[start of Material shown]
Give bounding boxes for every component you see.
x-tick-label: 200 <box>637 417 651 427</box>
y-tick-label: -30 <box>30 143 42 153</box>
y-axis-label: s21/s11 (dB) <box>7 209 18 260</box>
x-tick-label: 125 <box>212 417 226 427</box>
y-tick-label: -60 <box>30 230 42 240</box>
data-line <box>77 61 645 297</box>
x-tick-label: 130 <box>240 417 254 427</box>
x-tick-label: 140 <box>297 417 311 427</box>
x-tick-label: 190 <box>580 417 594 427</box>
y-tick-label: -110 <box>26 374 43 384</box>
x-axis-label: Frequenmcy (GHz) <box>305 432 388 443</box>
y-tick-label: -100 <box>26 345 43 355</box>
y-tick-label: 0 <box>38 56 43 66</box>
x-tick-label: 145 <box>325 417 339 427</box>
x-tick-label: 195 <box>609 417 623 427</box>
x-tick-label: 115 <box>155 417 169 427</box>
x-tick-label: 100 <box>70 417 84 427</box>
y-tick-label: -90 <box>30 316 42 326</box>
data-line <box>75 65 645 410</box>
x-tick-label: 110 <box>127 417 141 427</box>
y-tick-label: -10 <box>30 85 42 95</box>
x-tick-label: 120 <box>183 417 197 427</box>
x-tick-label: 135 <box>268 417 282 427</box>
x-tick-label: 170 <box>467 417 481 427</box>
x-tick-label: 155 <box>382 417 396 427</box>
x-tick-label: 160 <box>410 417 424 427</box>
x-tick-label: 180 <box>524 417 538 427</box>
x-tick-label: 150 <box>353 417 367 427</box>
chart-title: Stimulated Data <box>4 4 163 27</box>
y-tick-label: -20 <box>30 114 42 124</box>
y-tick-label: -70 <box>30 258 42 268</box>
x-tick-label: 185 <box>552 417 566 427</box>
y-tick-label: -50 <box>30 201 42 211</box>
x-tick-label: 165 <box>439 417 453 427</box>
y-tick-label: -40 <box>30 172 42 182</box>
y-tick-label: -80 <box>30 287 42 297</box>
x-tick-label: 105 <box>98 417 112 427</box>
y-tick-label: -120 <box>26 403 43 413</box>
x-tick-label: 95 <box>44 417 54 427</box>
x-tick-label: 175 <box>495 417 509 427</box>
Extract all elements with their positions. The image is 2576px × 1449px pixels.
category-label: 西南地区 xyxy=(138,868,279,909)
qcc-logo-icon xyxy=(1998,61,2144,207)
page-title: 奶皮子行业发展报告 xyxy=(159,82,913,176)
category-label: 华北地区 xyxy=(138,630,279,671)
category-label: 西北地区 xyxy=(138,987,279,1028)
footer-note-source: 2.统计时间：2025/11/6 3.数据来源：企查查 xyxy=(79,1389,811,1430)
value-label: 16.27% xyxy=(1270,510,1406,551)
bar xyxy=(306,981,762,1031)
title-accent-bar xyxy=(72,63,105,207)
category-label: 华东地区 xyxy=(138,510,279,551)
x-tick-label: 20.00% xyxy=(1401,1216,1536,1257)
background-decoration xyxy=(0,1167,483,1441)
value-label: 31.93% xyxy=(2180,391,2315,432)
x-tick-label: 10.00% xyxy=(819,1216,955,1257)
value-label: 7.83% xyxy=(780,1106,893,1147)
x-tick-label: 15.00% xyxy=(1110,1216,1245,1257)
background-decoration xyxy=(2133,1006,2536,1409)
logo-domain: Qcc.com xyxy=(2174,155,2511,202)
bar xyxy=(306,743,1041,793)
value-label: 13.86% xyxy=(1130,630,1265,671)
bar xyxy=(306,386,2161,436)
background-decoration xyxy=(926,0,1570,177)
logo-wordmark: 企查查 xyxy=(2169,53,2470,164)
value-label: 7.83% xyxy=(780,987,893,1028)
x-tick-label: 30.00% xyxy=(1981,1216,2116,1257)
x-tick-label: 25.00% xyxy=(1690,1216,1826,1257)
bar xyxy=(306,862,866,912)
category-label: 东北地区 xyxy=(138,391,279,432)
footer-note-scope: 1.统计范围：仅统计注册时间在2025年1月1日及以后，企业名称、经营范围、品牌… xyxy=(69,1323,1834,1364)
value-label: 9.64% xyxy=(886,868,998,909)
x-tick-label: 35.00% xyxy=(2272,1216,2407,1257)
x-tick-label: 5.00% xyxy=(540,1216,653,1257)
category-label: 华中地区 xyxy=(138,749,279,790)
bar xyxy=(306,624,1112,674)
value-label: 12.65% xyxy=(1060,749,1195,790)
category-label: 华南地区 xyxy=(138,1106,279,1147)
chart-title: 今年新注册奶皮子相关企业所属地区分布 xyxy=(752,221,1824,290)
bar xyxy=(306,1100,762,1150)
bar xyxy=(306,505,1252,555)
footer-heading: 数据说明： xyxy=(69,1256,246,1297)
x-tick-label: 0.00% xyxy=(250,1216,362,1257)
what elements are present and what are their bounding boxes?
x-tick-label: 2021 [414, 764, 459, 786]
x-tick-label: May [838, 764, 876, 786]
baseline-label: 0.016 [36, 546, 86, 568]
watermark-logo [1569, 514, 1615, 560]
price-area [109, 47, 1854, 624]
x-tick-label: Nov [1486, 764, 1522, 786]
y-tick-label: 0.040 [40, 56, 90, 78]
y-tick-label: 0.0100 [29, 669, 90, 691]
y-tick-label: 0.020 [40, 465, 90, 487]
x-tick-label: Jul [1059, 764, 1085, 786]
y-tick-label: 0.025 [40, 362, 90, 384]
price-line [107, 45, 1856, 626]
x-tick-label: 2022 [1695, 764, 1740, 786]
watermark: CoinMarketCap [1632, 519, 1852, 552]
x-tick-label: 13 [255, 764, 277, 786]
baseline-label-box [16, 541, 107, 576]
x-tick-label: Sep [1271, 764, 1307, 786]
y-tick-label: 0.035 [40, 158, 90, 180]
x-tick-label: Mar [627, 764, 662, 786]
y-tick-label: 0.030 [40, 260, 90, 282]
[end of Material shown]
_The exercise:_ Copy every one of the records above, line for line, with no changes.

_Exercise answer:_
Give bounding boxes for every component you see.
x-tick-label: 200 <box>637 417 651 427</box>
y-tick-label: -30 <box>30 143 42 153</box>
y-axis-label: s21/s11 (dB) <box>7 209 18 260</box>
x-tick-label: 125 <box>212 417 226 427</box>
y-tick-label: -60 <box>30 230 42 240</box>
data-line <box>77 61 645 297</box>
x-tick-label: 130 <box>240 417 254 427</box>
x-tick-label: 140 <box>297 417 311 427</box>
x-tick-label: 190 <box>580 417 594 427</box>
y-tick-label: -110 <box>26 374 43 384</box>
x-axis-label: Frequenmcy (GHz) <box>305 432 388 443</box>
y-tick-label: -100 <box>26 345 43 355</box>
y-tick-label: 0 <box>38 56 43 66</box>
x-tick-label: 145 <box>325 417 339 427</box>
x-tick-label: 195 <box>609 417 623 427</box>
x-tick-label: 115 <box>155 417 169 427</box>
x-tick-label: 100 <box>70 417 84 427</box>
y-tick-label: -90 <box>30 316 42 326</box>
data-line <box>75 65 645 410</box>
x-tick-label: 110 <box>127 417 141 427</box>
y-tick-label: -10 <box>30 85 42 95</box>
x-tick-label: 120 <box>183 417 197 427</box>
x-tick-label: 135 <box>268 417 282 427</box>
x-tick-label: 170 <box>467 417 481 427</box>
x-tick-label: 155 <box>382 417 396 427</box>
x-tick-label: 160 <box>410 417 424 427</box>
x-tick-label: 180 <box>524 417 538 427</box>
x-tick-label: 150 <box>353 417 367 427</box>
chart-title: Stimulated Data <box>4 4 163 27</box>
y-tick-label: -20 <box>30 114 42 124</box>
y-tick-label: -70 <box>30 258 42 268</box>
x-tick-label: 185 <box>552 417 566 427</box>
y-tick-label: -50 <box>30 201 42 211</box>
x-tick-label: 165 <box>439 417 453 427</box>
y-tick-label: -40 <box>30 172 42 182</box>
y-tick-label: -80 <box>30 287 42 297</box>
x-tick-label: 105 <box>98 417 112 427</box>
y-tick-label: -120 <box>26 403 43 413</box>
x-tick-label: 95 <box>44 417 54 427</box>
x-tick-label: 175 <box>495 417 509 427</box>
Extract all elements with their positions. The image is 2576px × 1449px pixels.
category-label: 西南地区 xyxy=(138,868,279,909)
qcc-logo-icon xyxy=(1998,61,2144,207)
page-title: 奶皮子行业发展报告 xyxy=(159,82,913,176)
category-label: 华北地区 xyxy=(138,630,279,671)
category-label: 西北地区 xyxy=(138,987,279,1028)
footer-note-source: 2.统计时间：2025/11/6 3.数据来源：企查查 xyxy=(79,1389,811,1430)
value-label: 16.27% xyxy=(1270,510,1406,551)
bar xyxy=(306,981,762,1031)
title-accent-bar xyxy=(72,63,105,207)
category-label: 华东地区 xyxy=(138,510,279,551)
x-tick-label: 20.00% xyxy=(1401,1216,1536,1257)
background-decoration xyxy=(0,1167,483,1441)
value-label: 31.93% xyxy=(2180,391,2315,432)
x-tick-label: 10.00% xyxy=(819,1216,955,1257)
value-label: 7.83% xyxy=(780,1106,893,1147)
x-tick-label: 15.00% xyxy=(1110,1216,1245,1257)
background-decoration xyxy=(2133,1006,2536,1409)
logo-domain: Qcc.com xyxy=(2174,155,2511,202)
bar xyxy=(306,743,1041,793)
value-label: 13.86% xyxy=(1130,630,1265,671)
bar xyxy=(306,386,2161,436)
background-decoration xyxy=(926,0,1570,177)
logo-wordmark: 企查查 xyxy=(2169,53,2470,164)
value-label: 7.83% xyxy=(780,987,893,1028)
x-tick-label: 30.00% xyxy=(1981,1216,2116,1257)
x-tick-label: 25.00% xyxy=(1690,1216,1826,1257)
bar xyxy=(306,862,866,912)
category-label: 东北地区 xyxy=(138,391,279,432)
footer-note-scope: 1.统计范围：仅统计注册时间在2025年1月1日及以后，企业名称、经营范围、品牌… xyxy=(69,1323,1834,1364)
value-label: 9.64% xyxy=(886,868,998,909)
x-tick-label: 35.00% xyxy=(2272,1216,2407,1257)
x-tick-label: 5.00% xyxy=(540,1216,653,1257)
category-label: 华中地区 xyxy=(138,749,279,790)
bar xyxy=(306,624,1112,674)
value-label: 12.65% xyxy=(1060,749,1195,790)
category-label: 华南地区 xyxy=(138,1106,279,1147)
chart-title: 今年新注册奶皮子相关企业所属地区分布 xyxy=(752,221,1824,290)
bar xyxy=(306,1100,762,1150)
bar xyxy=(306,505,1252,555)
footer-heading: 数据说明： xyxy=(69,1256,246,1297)
x-tick-label: 0.00% xyxy=(250,1216,362,1257)
what elements are present and what are their bounding boxes?
x-tick-label: 2021 [414, 764, 459, 786]
x-tick-label: May [838, 764, 876, 786]
baseline-label: 0.016 [36, 546, 86, 568]
watermark-logo [1569, 514, 1615, 560]
price-area [109, 47, 1854, 624]
x-tick-label: Nov [1486, 764, 1522, 786]
y-tick-label: 0.040 [40, 56, 90, 78]
y-tick-label: 0.0100 [29, 669, 90, 691]
y-tick-label: 0.020 [40, 465, 90, 487]
x-tick-label: Jul [1059, 764, 1085, 786]
y-tick-label: 0.025 [40, 362, 90, 384]
price-line [107, 45, 1856, 626]
x-tick-label: 2022 [1695, 764, 1740, 786]
watermark: CoinMarketCap [1632, 519, 1852, 552]
x-tick-label: 13 [255, 764, 277, 786]
baseline-label-box [16, 541, 107, 576]
x-tick-label: Sep [1271, 764, 1307, 786]
y-tick-label: 0.035 [40, 158, 90, 180]
x-tick-label: Mar [627, 764, 662, 786]
y-tick-label: 0.030 [40, 260, 90, 282]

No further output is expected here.